**To do**
Repeat what the lines below say, word for word, and skip every image.

**Given data**
=====

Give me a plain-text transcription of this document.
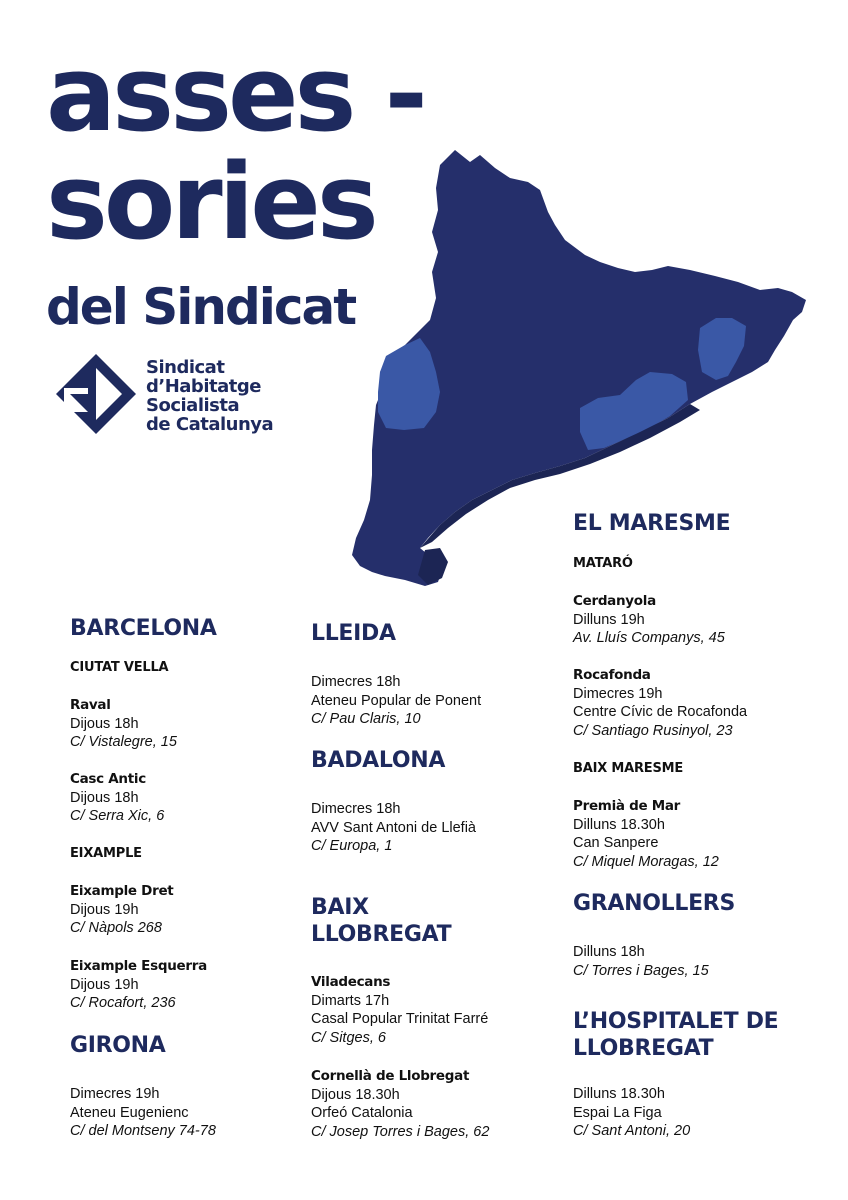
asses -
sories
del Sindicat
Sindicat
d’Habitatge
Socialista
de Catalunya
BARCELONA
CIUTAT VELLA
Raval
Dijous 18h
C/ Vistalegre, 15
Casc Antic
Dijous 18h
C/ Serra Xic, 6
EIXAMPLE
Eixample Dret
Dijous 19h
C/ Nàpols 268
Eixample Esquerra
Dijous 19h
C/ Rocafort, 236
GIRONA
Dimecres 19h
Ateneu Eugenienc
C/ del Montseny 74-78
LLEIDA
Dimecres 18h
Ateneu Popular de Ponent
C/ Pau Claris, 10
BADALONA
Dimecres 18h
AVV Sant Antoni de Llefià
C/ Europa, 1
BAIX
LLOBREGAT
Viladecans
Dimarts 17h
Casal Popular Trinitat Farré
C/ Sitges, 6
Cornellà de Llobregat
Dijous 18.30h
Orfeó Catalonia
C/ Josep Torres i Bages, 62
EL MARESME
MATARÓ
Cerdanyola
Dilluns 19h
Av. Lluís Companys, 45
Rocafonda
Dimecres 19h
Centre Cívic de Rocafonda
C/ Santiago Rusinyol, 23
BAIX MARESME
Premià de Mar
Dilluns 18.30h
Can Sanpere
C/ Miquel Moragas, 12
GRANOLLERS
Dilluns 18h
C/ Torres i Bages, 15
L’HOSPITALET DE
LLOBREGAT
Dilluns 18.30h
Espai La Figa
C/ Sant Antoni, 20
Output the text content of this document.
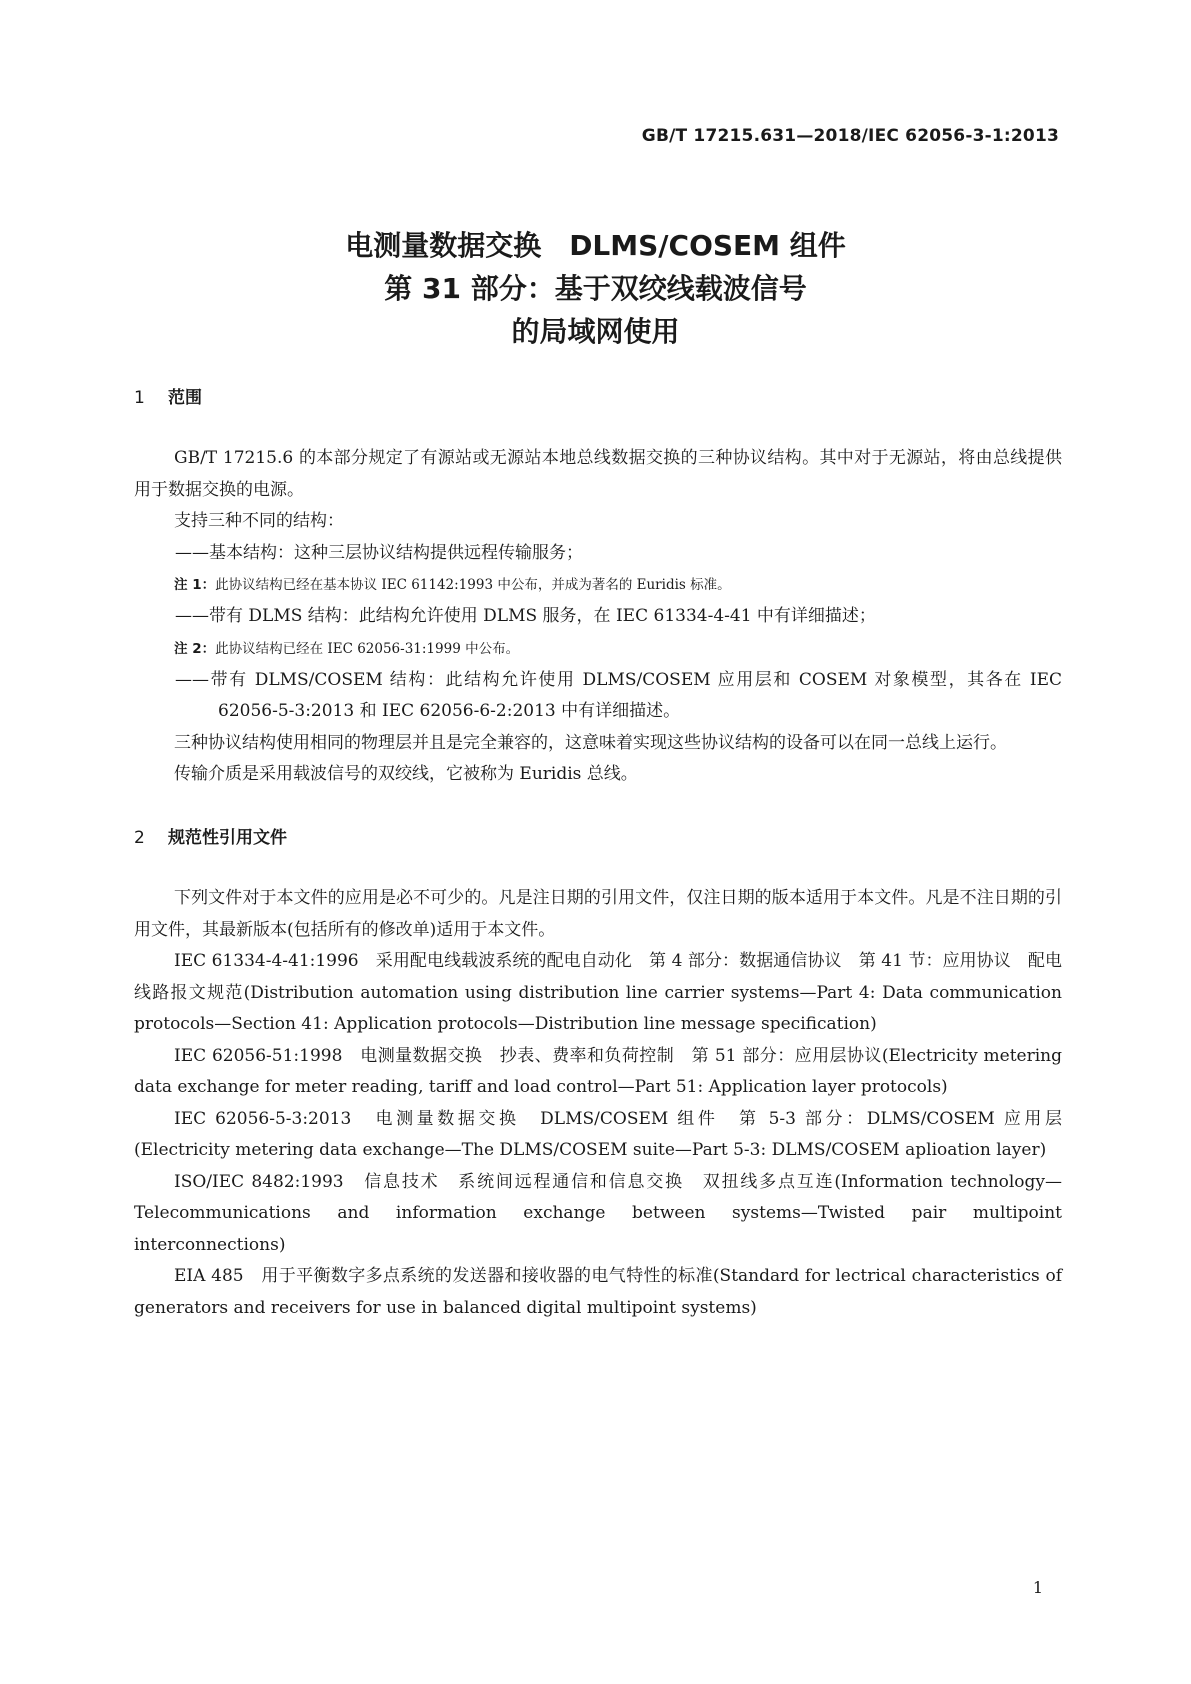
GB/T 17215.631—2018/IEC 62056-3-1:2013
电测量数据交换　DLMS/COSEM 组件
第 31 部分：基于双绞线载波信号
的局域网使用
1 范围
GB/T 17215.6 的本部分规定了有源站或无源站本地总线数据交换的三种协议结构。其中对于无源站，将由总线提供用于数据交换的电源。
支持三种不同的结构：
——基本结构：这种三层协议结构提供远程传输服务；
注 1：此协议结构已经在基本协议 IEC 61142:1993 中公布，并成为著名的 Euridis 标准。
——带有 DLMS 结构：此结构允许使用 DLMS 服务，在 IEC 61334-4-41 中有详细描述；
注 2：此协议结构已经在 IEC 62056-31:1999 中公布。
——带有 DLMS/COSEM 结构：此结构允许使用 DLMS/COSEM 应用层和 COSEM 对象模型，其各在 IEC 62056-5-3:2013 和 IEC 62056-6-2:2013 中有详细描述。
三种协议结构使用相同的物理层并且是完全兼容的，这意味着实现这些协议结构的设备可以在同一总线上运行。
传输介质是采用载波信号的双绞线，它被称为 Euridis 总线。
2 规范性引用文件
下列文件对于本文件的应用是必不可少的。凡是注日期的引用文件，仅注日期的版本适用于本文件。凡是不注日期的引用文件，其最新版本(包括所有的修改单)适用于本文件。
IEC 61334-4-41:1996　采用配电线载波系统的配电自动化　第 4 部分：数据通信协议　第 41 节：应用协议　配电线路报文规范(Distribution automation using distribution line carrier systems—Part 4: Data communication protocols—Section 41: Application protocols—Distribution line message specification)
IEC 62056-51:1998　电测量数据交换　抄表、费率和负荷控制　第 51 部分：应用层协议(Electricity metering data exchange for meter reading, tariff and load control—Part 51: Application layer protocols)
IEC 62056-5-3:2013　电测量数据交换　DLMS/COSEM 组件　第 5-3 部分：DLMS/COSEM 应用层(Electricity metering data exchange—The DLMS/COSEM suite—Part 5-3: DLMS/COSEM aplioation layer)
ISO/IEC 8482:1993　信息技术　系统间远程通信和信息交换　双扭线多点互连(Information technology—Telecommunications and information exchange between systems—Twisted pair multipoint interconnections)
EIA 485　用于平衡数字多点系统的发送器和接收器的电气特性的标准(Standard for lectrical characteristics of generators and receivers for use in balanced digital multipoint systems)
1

=====

**Solution for this problem**
Give me a plain-text transcription of this document.
asses -
sories
del Sindicat
Sindicat
d’Habitatge
Socialista
de Catalunya
BARCELONA
CIUTAT VELLA
Raval
Dijous 18h
C/ Vistalegre, 15
Casc Antic
Dijous 18h
C/ Serra Xic, 6
EIXAMPLE
Eixample Dret
Dijous 19h
C/ Nàpols 268
Eixample Esquerra
Dijous 19h
C/ Rocafort, 236
GIRONA
Dimecres 19h
Ateneu Eugenienc
C/ del Montseny 74-78
LLEIDA
Dimecres 18h
Ateneu Popular de Ponent
C/ Pau Claris, 10
BADALONA
Dimecres 18h
AVV Sant Antoni de Llefià
C/ Europa, 1
BAIX
LLOBREGAT
Viladecans
Dimarts 17h
Casal Popular Trinitat Farré
C/ Sitges, 6
Cornellà de Llobregat
Dijous 18.30h
Orfeó Catalonia
C/ Josep Torres i Bages, 62
EL MARESME
MATARÓ
Cerdanyola
Dilluns 19h
Av. Lluís Companys, 45
Rocafonda
Dimecres 19h
Centre Cívic de Rocafonda
C/ Santiago Rusinyol, 23
BAIX MARESME
Premià de Mar
Dilluns 18.30h
Can Sanpere
C/ Miquel Moragas, 12
GRANOLLERS
Dilluns 18h
C/ Torres i Bages, 15
L’HOSPITALET DE
LLOBREGAT
Dilluns 18.30h
Espai La Figa
C/ Sant Antoni, 20
Output the text content of this document.
GB/T 17215.631—2018/IEC 62056-3-1:2013
电测量数据交换　DLMS/COSEM 组件
第 31 部分：基于双绞线载波信号
的局域网使用
1 范围
GB/T 17215.6 的本部分规定了有源站或无源站本地总线数据交换的三种协议结构。其中对于无源站，将由总线提供用于数据交换的电源。
支持三种不同的结构：
——基本结构：这种三层协议结构提供远程传输服务；
注 1：此协议结构已经在基本协议 IEC 61142:1993 中公布，并成为著名的 Euridis 标准。
——带有 DLMS 结构：此结构允许使用 DLMS 服务，在 IEC 61334-4-41 中有详细描述；
注 2：此协议结构已经在 IEC 62056-31:1999 中公布。
——带有 DLMS/COSEM 结构：此结构允许使用 DLMS/COSEM 应用层和 COSEM 对象模型，其各在 IEC 62056-5-3:2013 和 IEC 62056-6-2:2013 中有详细描述。
三种协议结构使用相同的物理层并且是完全兼容的，这意味着实现这些协议结构的设备可以在同一总线上运行。
传输介质是采用载波信号的双绞线，它被称为 Euridis 总线。
2 规范性引用文件
下列文件对于本文件的应用是必不可少的。凡是注日期的引用文件，仅注日期的版本适用于本文件。凡是不注日期的引用文件，其最新版本(包括所有的修改单)适用于本文件。
IEC 61334-4-41:1996　采用配电线载波系统的配电自动化　第 4 部分：数据通信协议　第 41 节：应用协议　配电线路报文规范(Distribution automation using distribution line carrier systems—Part 4: Data communication protocols—Section 41: Application protocols—Distribution line message specification)
IEC 62056-51:1998　电测量数据交换　抄表、费率和负荷控制　第 51 部分：应用层协议(Electricity metering data exchange for meter reading, tariff and load control—Part 51: Application layer protocols)
IEC 62056-5-3:2013　电测量数据交换　DLMS/COSEM 组件　第 5-3 部分：DLMS/COSEM 应用层(Electricity metering data exchange—The DLMS/COSEM suite—Part 5-3: DLMS/COSEM aplioation layer)
ISO/IEC 8482:1993　信息技术　系统间远程通信和信息交换　双扭线多点互连(Information technology—Telecommunications and information exchange between systems—Twisted pair multipoint interconnections)
EIA 485　用于平衡数字多点系统的发送器和接收器的电气特性的标准(Standard for lectrical characteristics of generators and receivers for use in balanced digital multipoint systems)
1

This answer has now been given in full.